▶ [What you have to do]: Return every line of the records below verbatim, with no pictures in the copy.

▶ [Exercise materials]:
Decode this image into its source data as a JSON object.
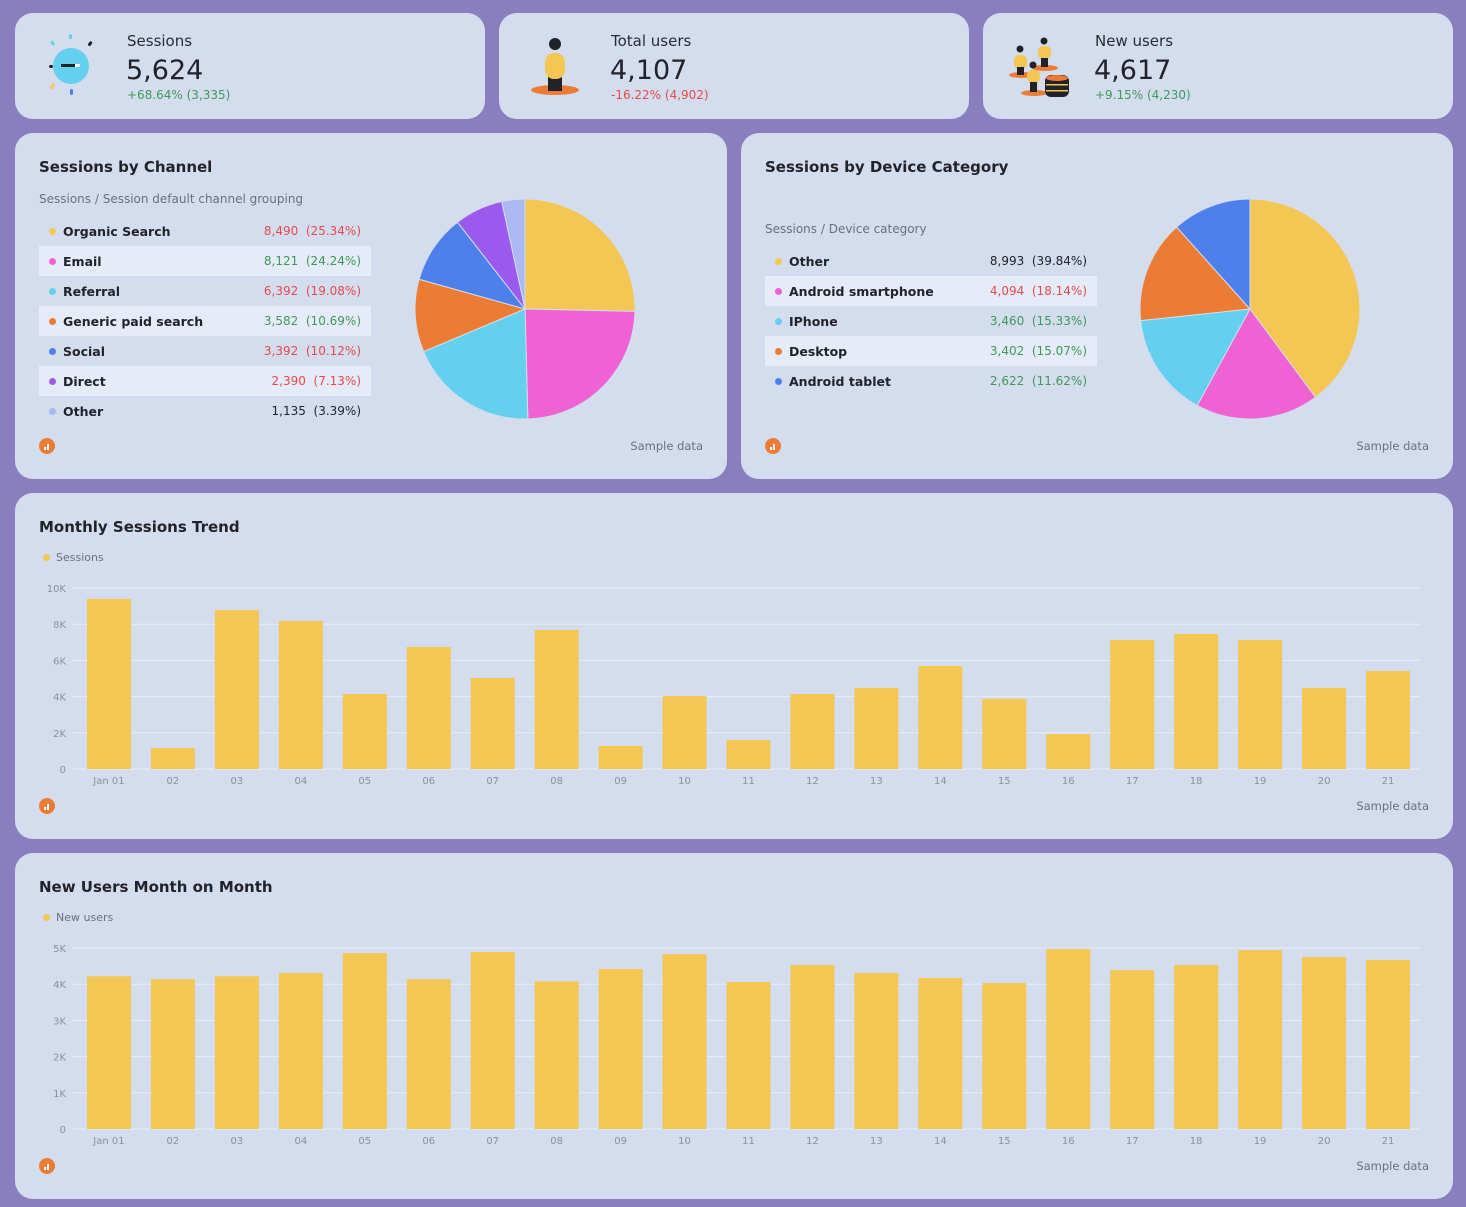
{
  "colors": {
    "yellow": "#f4c654",
    "pink": "#ee62d4",
    "cyan": "#62d0ee",
    "orange": "#ec7c34",
    "blue": "#4e80ec",
    "purple": "#9b59ee",
    "lavender": "#aab8f4",
    "green": "#3f9a57",
    "red": "#e84a4a"
  },
  "kpis": [
    {
      "label": "Sessions",
      "value": "5,624",
      "delta": "+68.64% (3,335)",
      "trend": "up",
      "icon": "lightbulb-icon"
    },
    {
      "label": "Total users",
      "value": "4,107",
      "delta": "-16.22% (4,902)",
      "trend": "down",
      "icon": "person-icon"
    },
    {
      "label": "New users",
      "value": "4,617",
      "delta": "+9.15% (4,230)",
      "trend": "up",
      "icon": "users-coins-icon"
    }
  ],
  "channel": {
    "title": "Sessions by Channel",
    "subtitle": "Sessions / Session default channel grouping",
    "footer": "Sample data",
    "items": [
      {
        "name": "Organic Search",
        "value": "8,490",
        "pct": "(25.34%)",
        "share": 25.34,
        "color": "#f4c654",
        "tone": "red"
      },
      {
        "name": "Email",
        "value": "8,121",
        "pct": "(24.24%)",
        "share": 24.24,
        "color": "#ee62d4",
        "tone": "green"
      },
      {
        "name": "Referral",
        "value": "6,392",
        "pct": "(19.08%)",
        "share": 19.08,
        "color": "#62d0ee",
        "tone": "red"
      },
      {
        "name": "Generic paid search",
        "value": "3,582",
        "pct": "(10.69%)",
        "share": 10.69,
        "color": "#ec7c34",
        "tone": "green"
      },
      {
        "name": "Social",
        "value": "3,392",
        "pct": "(10.12%)",
        "share": 10.12,
        "color": "#4e80ec",
        "tone": "red"
      },
      {
        "name": "Direct",
        "value": "2,390",
        "pct": "(7.13%)",
        "share": 7.13,
        "color": "#9b59ee",
        "tone": "red"
      },
      {
        "name": "Other",
        "value": "1,135",
        "pct": "(3.39%)",
        "share": 3.39,
        "color": "#aab8f4",
        "tone": "black"
      }
    ]
  },
  "device": {
    "title": "Sessions by Device Category",
    "subtitle": "Sessions / Device category",
    "footer": "Sample data",
    "items": [
      {
        "name": "Other",
        "value": "8,993",
        "pct": "(39.84%)",
        "share": 39.84,
        "color": "#f4c654",
        "tone": "black"
      },
      {
        "name": "Android smartphone",
        "value": "4,094",
        "pct": "(18.14%)",
        "share": 18.14,
        "color": "#ee62d4",
        "tone": "red"
      },
      {
        "name": "IPhone",
        "value": "3,460",
        "pct": "(15.33%)",
        "share": 15.33,
        "color": "#62d0ee",
        "tone": "green"
      },
      {
        "name": "Desktop",
        "value": "3,402",
        "pct": "(15.07%)",
        "share": 15.07,
        "color": "#ec7c34",
        "tone": "green"
      },
      {
        "name": "Android tablet",
        "value": "2,622",
        "pct": "(11.62%)",
        "share": 11.62,
        "color": "#4e80ec",
        "tone": "green"
      }
    ]
  },
  "chart_data": [
    {
      "type": "bar",
      "title": "Monthly Sessions Trend",
      "series": [
        {
          "name": "Sessions",
          "color": "#f4c654",
          "values": [
            9400,
            1160,
            8780,
            8180,
            4140,
            6740,
            5030,
            7680,
            1270,
            4030,
            1600,
            4140,
            4480,
            5690,
            3870,
            1930,
            7130,
            7460,
            7130,
            4480,
            5410
          ]
        }
      ],
      "categories": [
        "Jan 01",
        "02",
        "03",
        "04",
        "05",
        "06",
        "07",
        "08",
        "09",
        "10",
        "11",
        "12",
        "13",
        "14",
        "15",
        "16",
        "17",
        "18",
        "19",
        "20",
        "21"
      ],
      "ylim": [
        0,
        10000
      ],
      "yticks": [
        0,
        2000,
        4000,
        6000,
        8000,
        10000
      ],
      "ytick_labels": [
        "0",
        "2K",
        "4K",
        "6K",
        "8K",
        "10K"
      ],
      "grid": true,
      "legend": "top-left",
      "footer": "Sample data"
    },
    {
      "type": "bar",
      "title": "New Users Month on Month",
      "series": [
        {
          "name": "New users",
          "color": "#f4c654",
          "values": [
            4220,
            4140,
            4220,
            4310,
            4860,
            4140,
            4890,
            4080,
            4420,
            4830,
            4060,
            4530,
            4310,
            4170,
            4030,
            4970,
            4390,
            4530,
            4940,
            4750,
            4670
          ]
        }
      ],
      "categories": [
        "Jan 01",
        "02",
        "03",
        "04",
        "05",
        "06",
        "07",
        "08",
        "09",
        "10",
        "11",
        "12",
        "13",
        "14",
        "15",
        "16",
        "17",
        "18",
        "19",
        "20",
        "21"
      ],
      "ylim": [
        0,
        5000
      ],
      "yticks": [
        0,
        1000,
        2000,
        3000,
        4000,
        5000
      ],
      "ytick_labels": [
        "0",
        "1K",
        "2K",
        "3K",
        "4K",
        "5K"
      ],
      "grid": true,
      "legend": "top-left",
      "footer": "Sample data"
    }
  ]
}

▶ [Output of the exercise]:
Decode this image into its source data as a JSON object.
{
  "colors": {
    "yellow": "#f4c654",
    "pink": "#ee62d4",
    "cyan": "#62d0ee",
    "orange": "#ec7c34",
    "blue": "#4e80ec",
    "purple": "#9b59ee",
    "lavender": "#aab8f4",
    "green": "#3f9a57",
    "red": "#e84a4a"
  },
  "kpis": [
    {
      "label": "Sessions",
      "value": "5,624",
      "delta": "+68.64% (3,335)",
      "trend": "up",
      "icon": "lightbulb-icon"
    },
    {
      "label": "Total users",
      "value": "4,107",
      "delta": "-16.22% (4,902)",
      "trend": "down",
      "icon": "person-icon"
    },
    {
      "label": "New users",
      "value": "4,617",
      "delta": "+9.15% (4,230)",
      "trend": "up",
      "icon": "users-coins-icon"
    }
  ],
  "channel": {
    "title": "Sessions by Channel",
    "subtitle": "Sessions / Session default channel grouping",
    "footer": "Sample data",
    "items": [
      {
        "name": "Organic Search",
        "value": "8,490",
        "pct": "(25.34%)",
        "share": 25.34,
        "color": "#f4c654",
        "tone": "red"
      },
      {
        "name": "Email",
        "value": "8,121",
        "pct": "(24.24%)",
        "share": 24.24,
        "color": "#ee62d4",
        "tone": "green"
      },
      {
        "name": "Referral",
        "value": "6,392",
        "pct": "(19.08%)",
        "share": 19.08,
        "color": "#62d0ee",
        "tone": "red"
      },
      {
        "name": "Generic paid search",
        "value": "3,582",
        "pct": "(10.69%)",
        "share": 10.69,
        "color": "#ec7c34",
        "tone": "green"
      },
      {
        "name": "Social",
        "value": "3,392",
        "pct": "(10.12%)",
        "share": 10.12,
        "color": "#4e80ec",
        "tone": "red"
      },
      {
        "name": "Direct",
        "value": "2,390",
        "pct": "(7.13%)",
        "share": 7.13,
        "color": "#9b59ee",
        "tone": "red"
      },
      {
        "name": "Other",
        "value": "1,135",
        "pct": "(3.39%)",
        "share": 3.39,
        "color": "#aab8f4",
        "tone": "black"
      }
    ]
  },
  "device": {
    "title": "Sessions by Device Category",
    "subtitle": "Sessions / Device category",
    "footer": "Sample data",
    "items": [
      {
        "name": "Other",
        "value": "8,993",
        "pct": "(39.84%)",
        "share": 39.84,
        "color": "#f4c654",
        "tone": "black"
      },
      {
        "name": "Android smartphone",
        "value": "4,094",
        "pct": "(18.14%)",
        "share": 18.14,
        "color": "#ee62d4",
        "tone": "red"
      },
      {
        "name": "IPhone",
        "value": "3,460",
        "pct": "(15.33%)",
        "share": 15.33,
        "color": "#62d0ee",
        "tone": "green"
      },
      {
        "name": "Desktop",
        "value": "3,402",
        "pct": "(15.07%)",
        "share": 15.07,
        "color": "#ec7c34",
        "tone": "green"
      },
      {
        "name": "Android tablet",
        "value": "2,622",
        "pct": "(11.62%)",
        "share": 11.62,
        "color": "#4e80ec",
        "tone": "green"
      }
    ]
  },
  "chart_data": [
    {
      "type": "bar",
      "title": "Monthly Sessions Trend",
      "series": [
        {
          "name": "Sessions",
          "color": "#f4c654",
          "values": [
            9400,
            1160,
            8780,
            8180,
            4140,
            6740,
            5030,
            7680,
            1270,
            4030,
            1600,
            4140,
            4480,
            5690,
            3870,
            1930,
            7130,
            7460,
            7130,
            4480,
            5410
          ]
        }
      ],
      "categories": [
        "Jan 01",
        "02",
        "03",
        "04",
        "05",
        "06",
        "07",
        "08",
        "09",
        "10",
        "11",
        "12",
        "13",
        "14",
        "15",
        "16",
        "17",
        "18",
        "19",
        "20",
        "21"
      ],
      "ylim": [
        0,
        10000
      ],
      "yticks": [
        0,
        2000,
        4000,
        6000,
        8000,
        10000
      ],
      "ytick_labels": [
        "0",
        "2K",
        "4K",
        "6K",
        "8K",
        "10K"
      ],
      "grid": true,
      "legend": "top-left",
      "footer": "Sample data"
    },
    {
      "type": "bar",
      "title": "New Users Month on Month",
      "series": [
        {
          "name": "New users",
          "color": "#f4c654",
          "values": [
            4220,
            4140,
            4220,
            4310,
            4860,
            4140,
            4890,
            4080,
            4420,
            4830,
            4060,
            4530,
            4310,
            4170,
            4030,
            4970,
            4390,
            4530,
            4940,
            4750,
            4670
          ]
        }
      ],
      "categories": [
        "Jan 01",
        "02",
        "03",
        "04",
        "05",
        "06",
        "07",
        "08",
        "09",
        "10",
        "11",
        "12",
        "13",
        "14",
        "15",
        "16",
        "17",
        "18",
        "19",
        "20",
        "21"
      ],
      "ylim": [
        0,
        5000
      ],
      "yticks": [
        0,
        1000,
        2000,
        3000,
        4000,
        5000
      ],
      "ytick_labels": [
        "0",
        "1K",
        "2K",
        "3K",
        "4K",
        "5K"
      ],
      "grid": true,
      "legend": "top-left",
      "footer": "Sample data"
    }
  ]
}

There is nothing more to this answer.